Dataset items:

= = =

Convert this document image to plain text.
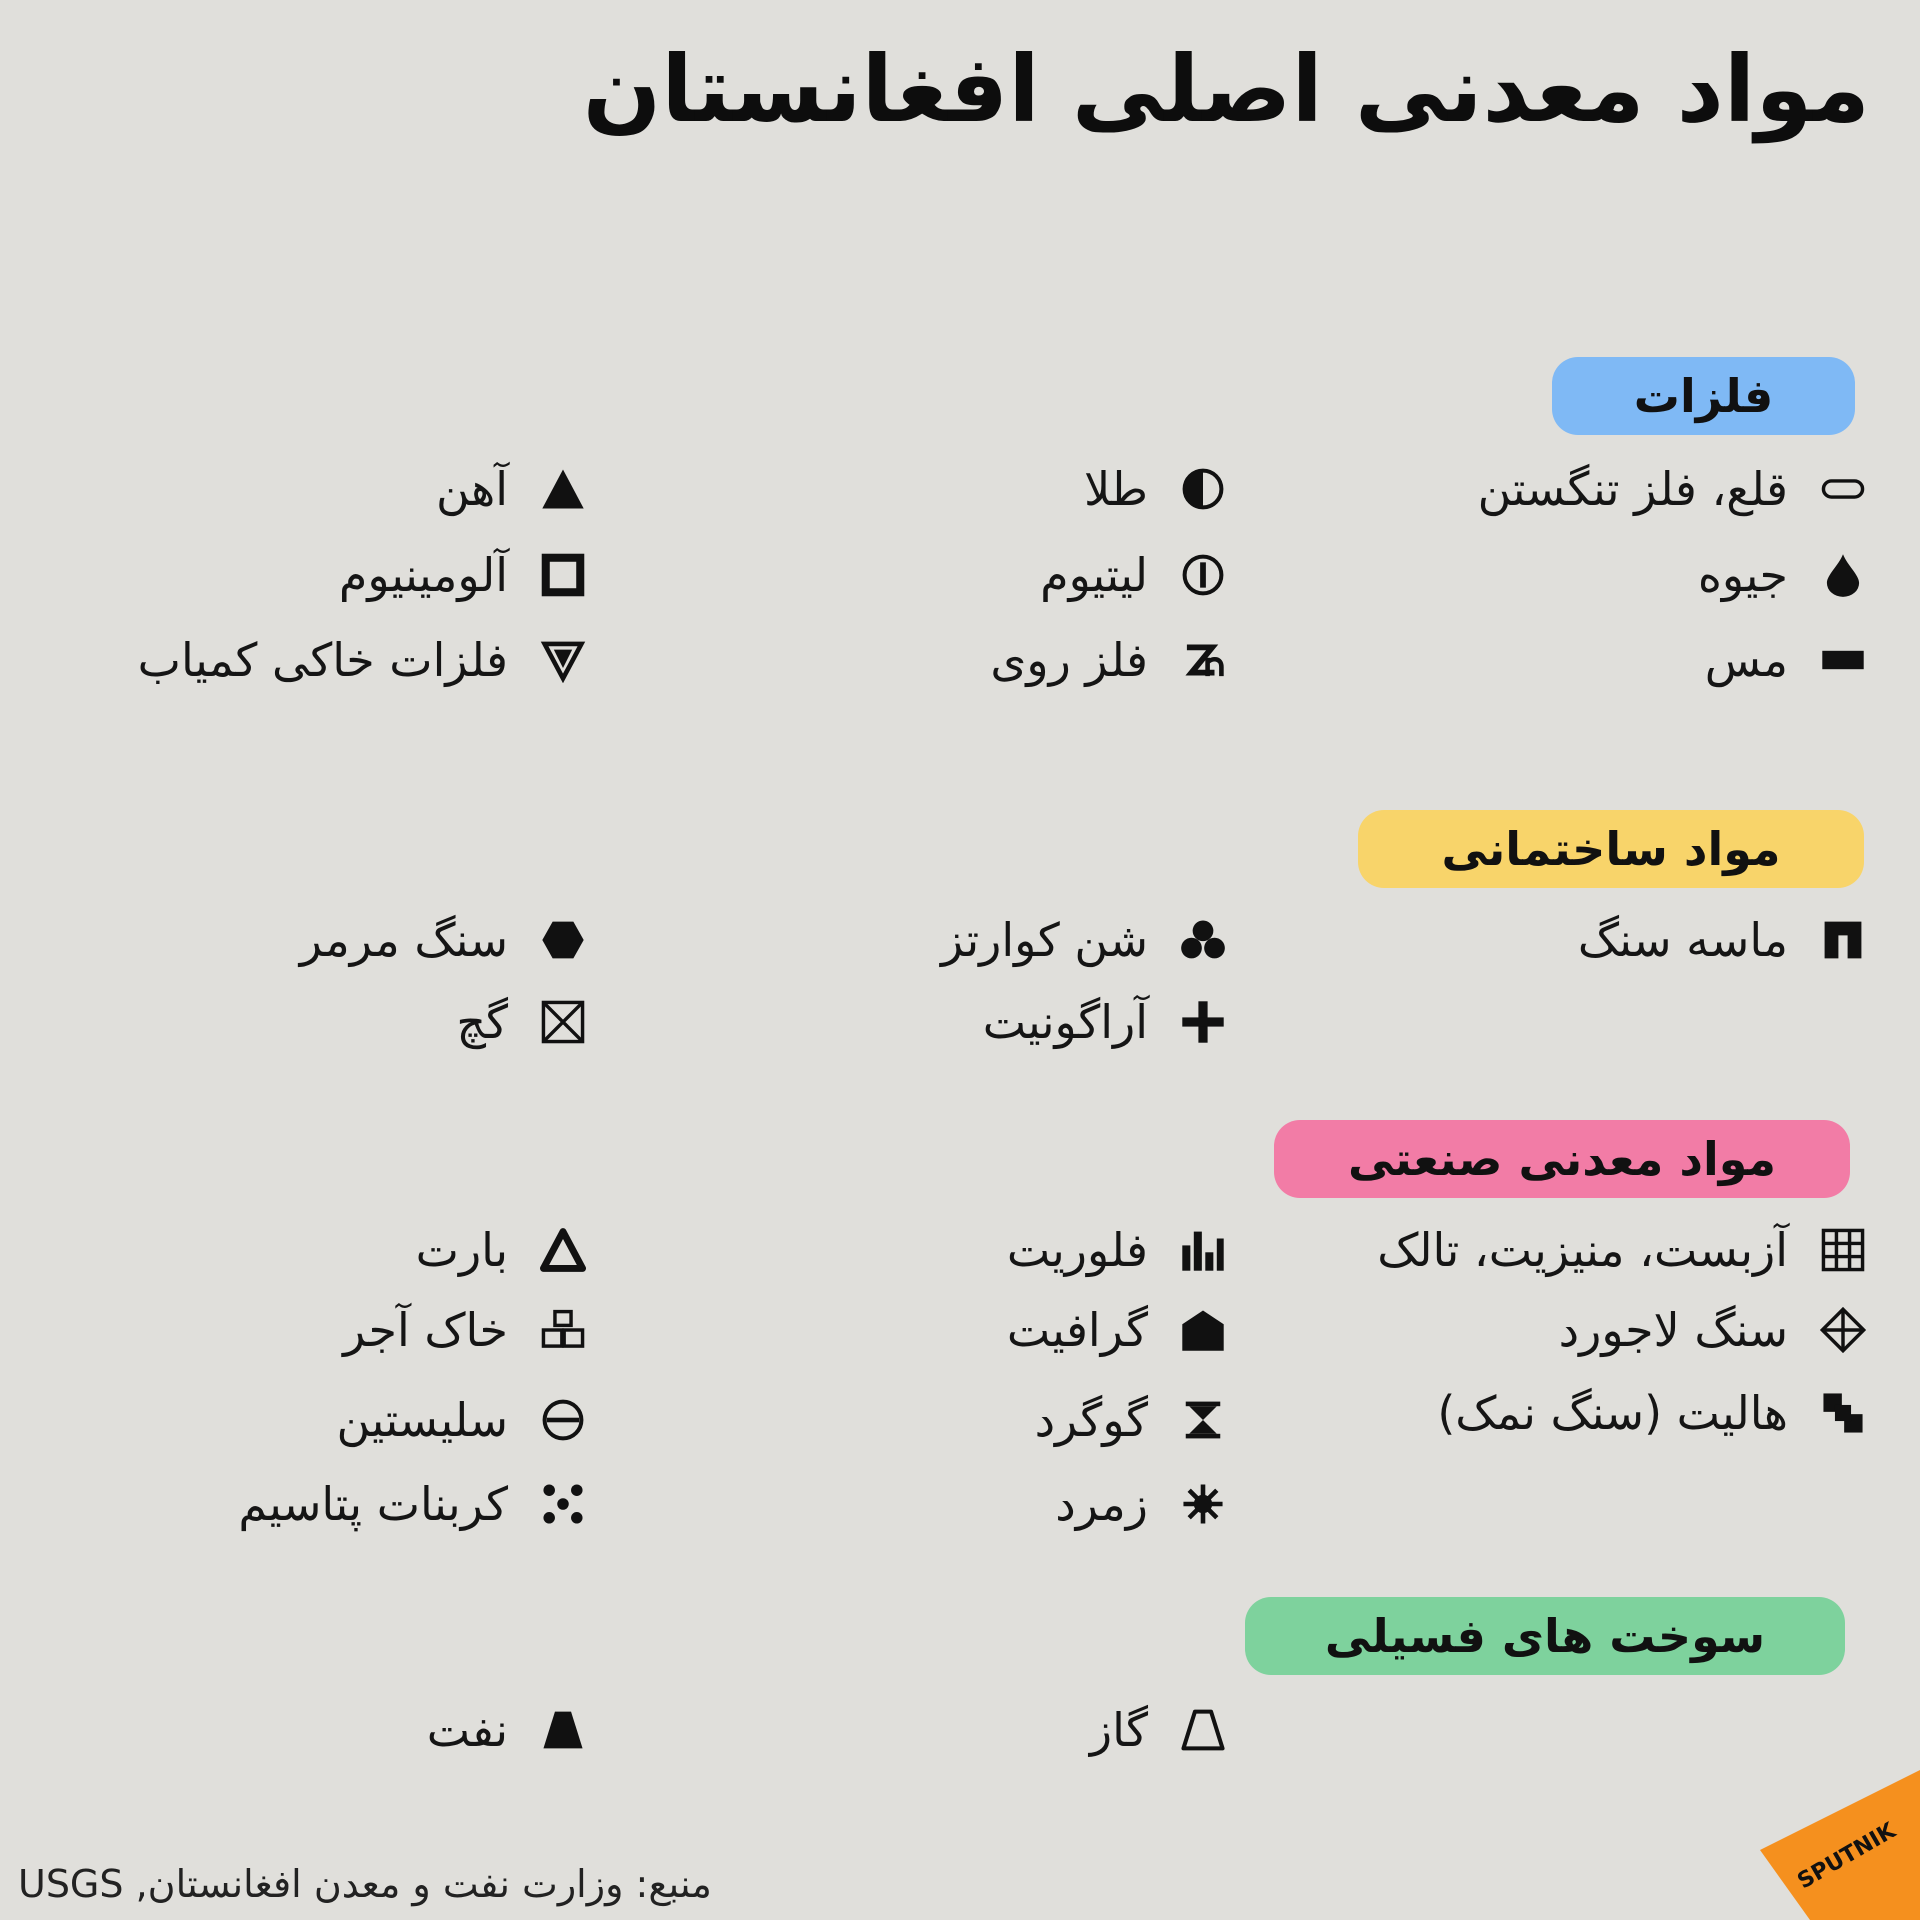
مواد معدنی اصلی افغانستان
فلزات
مواد ساختمانی
مواد معدنی صنعتی
سوخت های فسیلی
قلع، فلز تنگستن
طلا
آهن
جیوه
لیتیوم
آلومینیوم
مس
فلز روی
فلزات خاکی کمیاب
ماسه سنگ
شن کوارتز
سنگ مرمر
آراگونیت
گچ
آزبست، منیزیت، تالک
فلوریت
بارت
سنگ لاجورد
گرافیت
خاک آجر
هالیت (سنگ نمک)
گوگرد
سلیستین
زمرد
کربنات پتاسیم
گاز
نفت
منبع: وزارت نفت و معدن افغانستان, USGS	SPUTNIK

= = =

Aim: Skip the pictures, then retype every line above exactly.

Exercise output:
Convert this document image to plain text.
مواد معدنی اصلی افغانستان
فلزات
مواد ساختمانی
مواد معدنی صنعتی
سوخت های فسیلی
قلع، فلز تنگستن
طلا
آهن
جیوه
لیتیوم
آلومینیوم
مس
فلز روی
فلزات خاکی کمیاب
ماسه سنگ
شن کوارتز
سنگ مرمر
آراگونیت
گچ
آزبست، منیزیت، تالک
فلوریت
بارت
سنگ لاجورد
گرافیت
خاک آجر
هالیت (سنگ نمک)
گوگرد
سلیستین
زمرد
کربنات پتاسیم
گاز
نفت
منبع: وزارت نفت و معدن افغانستان, USGS	SPUTNIK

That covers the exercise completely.